## WHAT IS EXPECTED
Identify all lines in the listing that include the word "rota", and copy them out.

[Part of a data file]
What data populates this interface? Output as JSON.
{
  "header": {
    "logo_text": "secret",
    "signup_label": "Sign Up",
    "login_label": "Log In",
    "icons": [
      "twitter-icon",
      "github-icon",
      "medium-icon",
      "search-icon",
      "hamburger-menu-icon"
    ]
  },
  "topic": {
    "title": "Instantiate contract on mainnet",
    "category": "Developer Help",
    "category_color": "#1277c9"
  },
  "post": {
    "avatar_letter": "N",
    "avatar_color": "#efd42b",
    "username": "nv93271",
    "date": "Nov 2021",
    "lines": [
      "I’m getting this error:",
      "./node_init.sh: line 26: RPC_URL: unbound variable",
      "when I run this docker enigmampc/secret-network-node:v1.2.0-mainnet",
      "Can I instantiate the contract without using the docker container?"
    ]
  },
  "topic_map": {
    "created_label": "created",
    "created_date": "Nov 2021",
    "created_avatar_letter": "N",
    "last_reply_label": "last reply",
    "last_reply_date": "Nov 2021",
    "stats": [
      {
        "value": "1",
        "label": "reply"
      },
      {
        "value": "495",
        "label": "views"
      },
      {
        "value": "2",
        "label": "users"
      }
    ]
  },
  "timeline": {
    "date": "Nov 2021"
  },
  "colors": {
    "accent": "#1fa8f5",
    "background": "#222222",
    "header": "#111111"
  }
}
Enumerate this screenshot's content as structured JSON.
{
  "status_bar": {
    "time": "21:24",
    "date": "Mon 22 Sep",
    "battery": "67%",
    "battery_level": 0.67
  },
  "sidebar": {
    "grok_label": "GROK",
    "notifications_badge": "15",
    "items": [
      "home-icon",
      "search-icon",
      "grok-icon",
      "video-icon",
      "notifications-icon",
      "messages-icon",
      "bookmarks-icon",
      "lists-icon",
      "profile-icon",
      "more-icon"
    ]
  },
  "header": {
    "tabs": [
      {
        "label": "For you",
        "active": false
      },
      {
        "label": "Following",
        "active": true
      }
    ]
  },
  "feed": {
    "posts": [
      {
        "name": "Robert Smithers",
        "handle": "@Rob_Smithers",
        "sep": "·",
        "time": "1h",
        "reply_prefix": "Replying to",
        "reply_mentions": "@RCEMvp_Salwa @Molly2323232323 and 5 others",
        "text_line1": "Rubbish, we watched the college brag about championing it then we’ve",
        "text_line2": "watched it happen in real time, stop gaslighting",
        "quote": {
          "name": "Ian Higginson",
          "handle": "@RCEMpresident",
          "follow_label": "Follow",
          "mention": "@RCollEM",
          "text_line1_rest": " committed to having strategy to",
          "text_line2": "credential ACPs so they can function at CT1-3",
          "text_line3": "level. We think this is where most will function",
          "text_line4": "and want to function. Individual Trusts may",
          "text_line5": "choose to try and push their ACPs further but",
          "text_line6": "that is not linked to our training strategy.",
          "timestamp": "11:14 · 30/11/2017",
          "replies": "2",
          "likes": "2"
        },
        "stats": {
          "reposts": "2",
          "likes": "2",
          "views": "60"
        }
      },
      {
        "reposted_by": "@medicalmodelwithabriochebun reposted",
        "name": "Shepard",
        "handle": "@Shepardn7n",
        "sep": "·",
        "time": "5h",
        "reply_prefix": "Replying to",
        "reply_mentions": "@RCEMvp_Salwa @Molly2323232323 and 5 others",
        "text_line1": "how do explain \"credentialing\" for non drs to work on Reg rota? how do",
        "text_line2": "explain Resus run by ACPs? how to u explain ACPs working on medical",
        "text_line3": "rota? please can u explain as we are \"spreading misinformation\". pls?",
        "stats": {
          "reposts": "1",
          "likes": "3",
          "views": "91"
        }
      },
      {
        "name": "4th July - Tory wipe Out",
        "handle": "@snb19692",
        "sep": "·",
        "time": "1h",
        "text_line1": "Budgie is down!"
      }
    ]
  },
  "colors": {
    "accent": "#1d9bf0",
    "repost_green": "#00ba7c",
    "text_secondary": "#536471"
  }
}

## CORRECT OUTPUT
        "text_line1": "how do explain \"credentialing\" for non drs to work on Reg rota? how do",
        "text_line3": "rota? please can u explain as we are \"spreading misinformation\". pls?",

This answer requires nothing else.